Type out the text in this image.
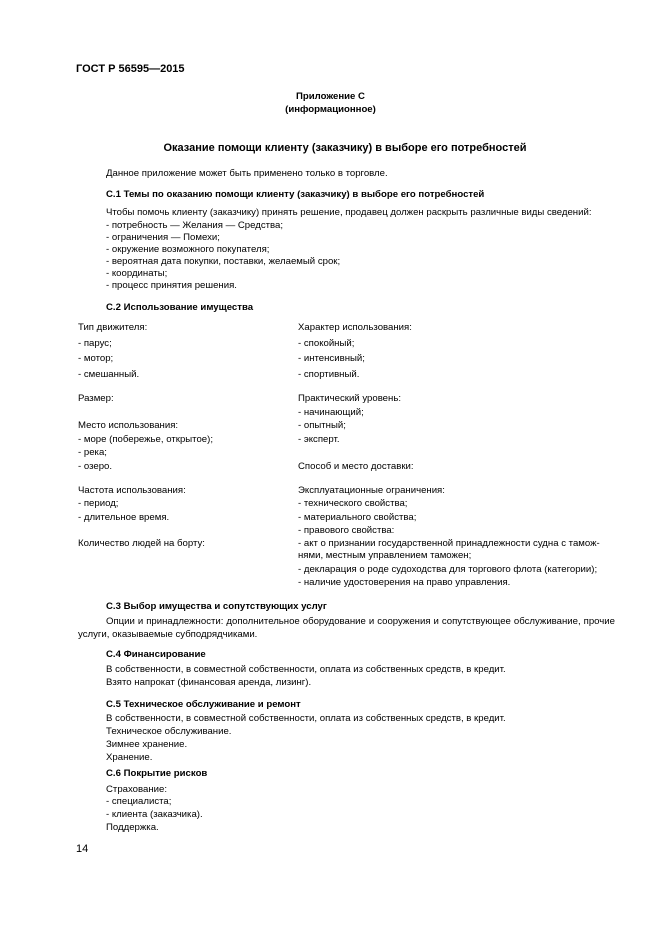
ГОСТ Р 56595—2015
Приложение С
(информационное)
Оказание помощи клиенту (заказчику) в выборе его потребностей
Данное приложение может быть применено только в торговле.
С.1 Темы по оказанию помощи клиенту (заказчику) в выборе его потребностей
Чтобы помочь клиенту (заказчику) принять решение, продавец должен раскрыть различные виды сведений:
- потребность — Желания — Средства;
- ограничения — Помехи;
- окружение возможного покупателя;
- вероятная дата покупки, поставки, желаемый срок;
- координаты;
- процесс принятия решения.
С.2 Использование имущества
Тип движителя:
- парус;
- мотор;
- смешанный.
Размер:
Место использования:
- море (побережье, открытое);
- река;
- озеро.
Частота использования:
- период;
- длительное время.
Количество людей на борту:
Характер использования:
- спокойный;
- интенсивный;
- спортивный.
Практический уровень:
- начинающий;
- опытный;
- эксперт.
Способ и место доставки:
Эксплуатационные ограничения:
- технического свойства;
- материального свойства;
- правового свойства:
- акт о признании государственной принадлежности судна с тамож-
нями, местным управлением таможен;
- декларация о роде судоходства для торгового флота (категории);
- наличие удостоверения на право управления.
С.3 Выбор имущества и сопутствующих услуг
Опции и принадлежности: дополнительное оборудование и сооружения и сопутствующее обслуживание, прочие услуги, оказываемые субподрядчиками.
С.4 Финансирование
В собственности, в совместной собственности, оплата из собственных средств, в кредит.
Взято напрокат (финансовая аренда, лизинг).
С.5 Техническое обслуживание и ремонт
В собственности, в совместной собственности, оплата из собственных средств, в кредит.
Техническое обслуживание.
Зимнее хранение.
Хранение.
С.6 Покрытие рисков
Страхование:
- специалиста;
- клиента (заказчика).
Поддержка.
14
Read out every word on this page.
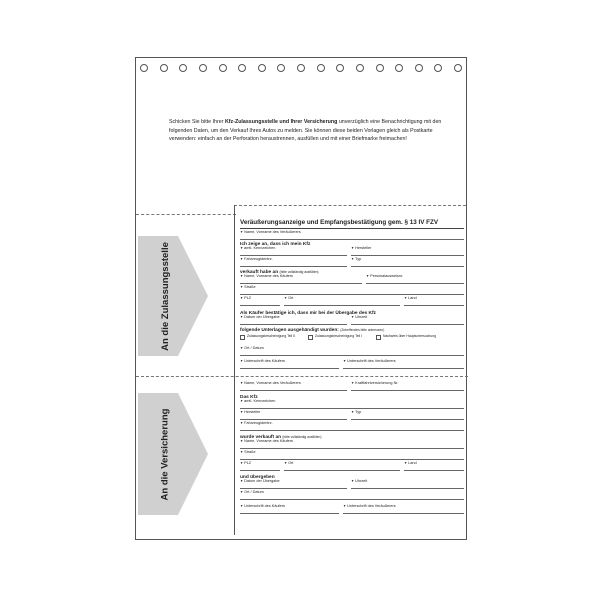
Schicken Sie bitte Ihrer Kfz-Zulassungsstelle und Ihrer Versicherung unverzüglich eine Benachrichtigung mit den folgenden Daten, um den Verkauf Ihres Autos zu melden. Sie können diese beiden Vorlagen gleich als Postkarte verwenden: einfach an der Perforation heraustrennen, ausfüllen und mit einer Briefmarke freimachen!

An die Zulassungsstelle
An die Versicherung
Veräußerungsanzeige und Empfangsbestätigung gem. § 13 IV FZV
▼ Name, Vorname des Veräußerers
Ich zeige an, dass ich mein Kfz
▼ amtl. Kennzeichen	▼ Hersteller
▼ Fahrzeugidentnr.	▼ Typ
verkauft habe an (bitte vollständig ausfüllen)
▼ Name, Vorname des Käufers	▼ Personalausweisnr.
▼ Straße
▼ PLZ	▼ Ort	▼ Land
Als Käufer bestätige ich, dass mir bei der Übergabe des Kfz
▼ Datum der Übergabe	▼ Uhrzeit
folgende Unterlagen ausgehändigt wurden: (Zutreffendes bitte ankreuzen)
Zulassungsbescheinigung Teil II	Zulassungsbescheinigung Teil I	Nachweis über Hauptuntersuchung
▼ Ort / Datum
▼ Unterschrift des Käufers	▼ Unterschrift des Veräußerers
▼ Name, Vorname des Veräußerers	▼ Kraftfahrtversicherung Nr.
Das Kfz
▼ amtl. Kennzeichen
▼ Hersteller	▼ Typ
▼ Fahrzeugidentnr.
wurde verkauft an (bitte vollständig ausfüllen)
▼ Name, Vorname des Käufers
▼ Straße
▼ PLZ	▼ Ort	▼ Land
und übergeben
▼ Datum der Übergabe	▼ Uhrzeit
▼ Ort / Datum
▼ Unterschrift des Käufers	▼ Unterschrift des Veräußerers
__________________________________________________
#### The task:
Search the lines for "Zulassungsstelle". Copy each line that has it.

#### Expected output:
Schicken Sie bitte Ihrer Kfz-Zulassungsstelle und Ihrer Versicherung unverzüglich eine Benachrichtigung mit den folgenden Daten, um den Verkauf Ihres Autos zu melden. Sie können diese beiden Vorlagen gleich als Postkarte verwenden: einfach an der Perforation heraustrennen, ausfüllen und mit einer Briefmarke freimachen!
An die Zulassungsstelle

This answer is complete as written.